* **WHAT THE TASK REQUIRES**
Report the number of lines that hold the string "Destination". Leave out any other text.

● ● ● ● ●

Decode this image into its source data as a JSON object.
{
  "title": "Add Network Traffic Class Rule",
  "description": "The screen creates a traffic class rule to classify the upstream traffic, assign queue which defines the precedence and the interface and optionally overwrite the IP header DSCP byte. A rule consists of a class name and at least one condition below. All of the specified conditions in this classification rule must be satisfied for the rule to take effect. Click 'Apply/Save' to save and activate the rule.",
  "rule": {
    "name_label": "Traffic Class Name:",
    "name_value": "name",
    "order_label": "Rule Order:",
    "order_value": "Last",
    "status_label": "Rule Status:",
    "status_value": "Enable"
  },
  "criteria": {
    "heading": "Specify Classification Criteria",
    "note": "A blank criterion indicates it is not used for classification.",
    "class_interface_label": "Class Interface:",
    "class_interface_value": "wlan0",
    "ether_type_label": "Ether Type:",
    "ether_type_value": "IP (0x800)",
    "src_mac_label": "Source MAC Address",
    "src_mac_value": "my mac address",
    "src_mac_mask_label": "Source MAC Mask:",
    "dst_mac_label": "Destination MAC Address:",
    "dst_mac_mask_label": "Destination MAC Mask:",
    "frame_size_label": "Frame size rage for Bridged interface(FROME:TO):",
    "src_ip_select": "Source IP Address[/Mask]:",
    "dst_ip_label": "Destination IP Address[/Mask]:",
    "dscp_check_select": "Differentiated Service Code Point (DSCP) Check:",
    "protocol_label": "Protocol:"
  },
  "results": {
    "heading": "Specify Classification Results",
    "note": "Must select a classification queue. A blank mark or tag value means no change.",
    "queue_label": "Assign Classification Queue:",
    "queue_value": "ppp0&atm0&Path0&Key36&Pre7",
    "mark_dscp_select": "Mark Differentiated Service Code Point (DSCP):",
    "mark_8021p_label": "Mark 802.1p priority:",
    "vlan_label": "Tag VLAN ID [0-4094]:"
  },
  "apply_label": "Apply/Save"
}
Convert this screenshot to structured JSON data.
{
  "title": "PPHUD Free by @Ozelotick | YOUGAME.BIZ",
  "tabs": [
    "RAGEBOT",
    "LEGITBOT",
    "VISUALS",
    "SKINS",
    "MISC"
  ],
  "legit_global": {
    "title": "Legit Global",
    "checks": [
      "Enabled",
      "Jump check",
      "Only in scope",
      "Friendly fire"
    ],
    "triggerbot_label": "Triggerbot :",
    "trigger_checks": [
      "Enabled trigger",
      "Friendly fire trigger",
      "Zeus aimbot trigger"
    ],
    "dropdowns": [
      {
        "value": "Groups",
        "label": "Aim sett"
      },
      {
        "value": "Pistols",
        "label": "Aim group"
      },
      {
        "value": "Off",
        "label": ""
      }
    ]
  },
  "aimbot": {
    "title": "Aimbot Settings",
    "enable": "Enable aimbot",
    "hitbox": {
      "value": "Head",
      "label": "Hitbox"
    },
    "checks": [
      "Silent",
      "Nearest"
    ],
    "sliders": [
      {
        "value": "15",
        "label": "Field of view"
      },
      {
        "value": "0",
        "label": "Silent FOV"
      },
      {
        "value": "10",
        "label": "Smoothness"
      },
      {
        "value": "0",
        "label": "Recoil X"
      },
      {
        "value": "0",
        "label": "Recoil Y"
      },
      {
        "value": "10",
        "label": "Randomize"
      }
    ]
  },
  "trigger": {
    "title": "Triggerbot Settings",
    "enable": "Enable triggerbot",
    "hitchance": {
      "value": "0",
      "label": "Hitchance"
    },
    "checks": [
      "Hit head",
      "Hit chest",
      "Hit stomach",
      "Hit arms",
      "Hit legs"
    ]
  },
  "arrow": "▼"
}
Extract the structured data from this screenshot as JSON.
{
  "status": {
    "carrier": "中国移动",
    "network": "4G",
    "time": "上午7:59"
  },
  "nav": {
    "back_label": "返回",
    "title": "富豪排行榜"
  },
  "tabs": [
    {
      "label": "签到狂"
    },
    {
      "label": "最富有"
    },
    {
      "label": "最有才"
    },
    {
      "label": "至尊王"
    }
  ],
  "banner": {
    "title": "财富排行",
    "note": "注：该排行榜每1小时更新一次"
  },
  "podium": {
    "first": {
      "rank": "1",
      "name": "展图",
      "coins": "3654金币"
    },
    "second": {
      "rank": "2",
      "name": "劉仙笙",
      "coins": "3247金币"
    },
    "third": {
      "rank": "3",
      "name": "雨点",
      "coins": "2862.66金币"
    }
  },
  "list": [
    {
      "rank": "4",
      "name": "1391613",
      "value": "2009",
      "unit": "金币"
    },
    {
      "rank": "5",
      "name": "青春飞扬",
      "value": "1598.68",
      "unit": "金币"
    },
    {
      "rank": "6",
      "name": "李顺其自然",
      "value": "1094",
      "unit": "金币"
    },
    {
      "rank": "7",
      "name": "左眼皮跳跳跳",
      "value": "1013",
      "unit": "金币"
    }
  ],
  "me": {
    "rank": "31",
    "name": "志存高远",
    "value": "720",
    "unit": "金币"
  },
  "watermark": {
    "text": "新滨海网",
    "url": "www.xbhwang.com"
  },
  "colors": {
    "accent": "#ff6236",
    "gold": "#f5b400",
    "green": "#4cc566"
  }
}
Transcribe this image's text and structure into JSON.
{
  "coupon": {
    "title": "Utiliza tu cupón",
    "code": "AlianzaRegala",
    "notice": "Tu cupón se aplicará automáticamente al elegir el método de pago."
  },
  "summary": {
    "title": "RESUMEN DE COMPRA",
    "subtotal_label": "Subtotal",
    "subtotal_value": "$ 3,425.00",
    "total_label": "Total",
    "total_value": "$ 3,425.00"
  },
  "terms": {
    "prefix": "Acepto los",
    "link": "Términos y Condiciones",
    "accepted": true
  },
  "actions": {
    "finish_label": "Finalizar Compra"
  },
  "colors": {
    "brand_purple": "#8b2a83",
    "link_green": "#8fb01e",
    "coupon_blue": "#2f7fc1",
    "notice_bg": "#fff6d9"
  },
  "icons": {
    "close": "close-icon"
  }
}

● ● ● ● ●

* **EXERCISE SOLUTION**
3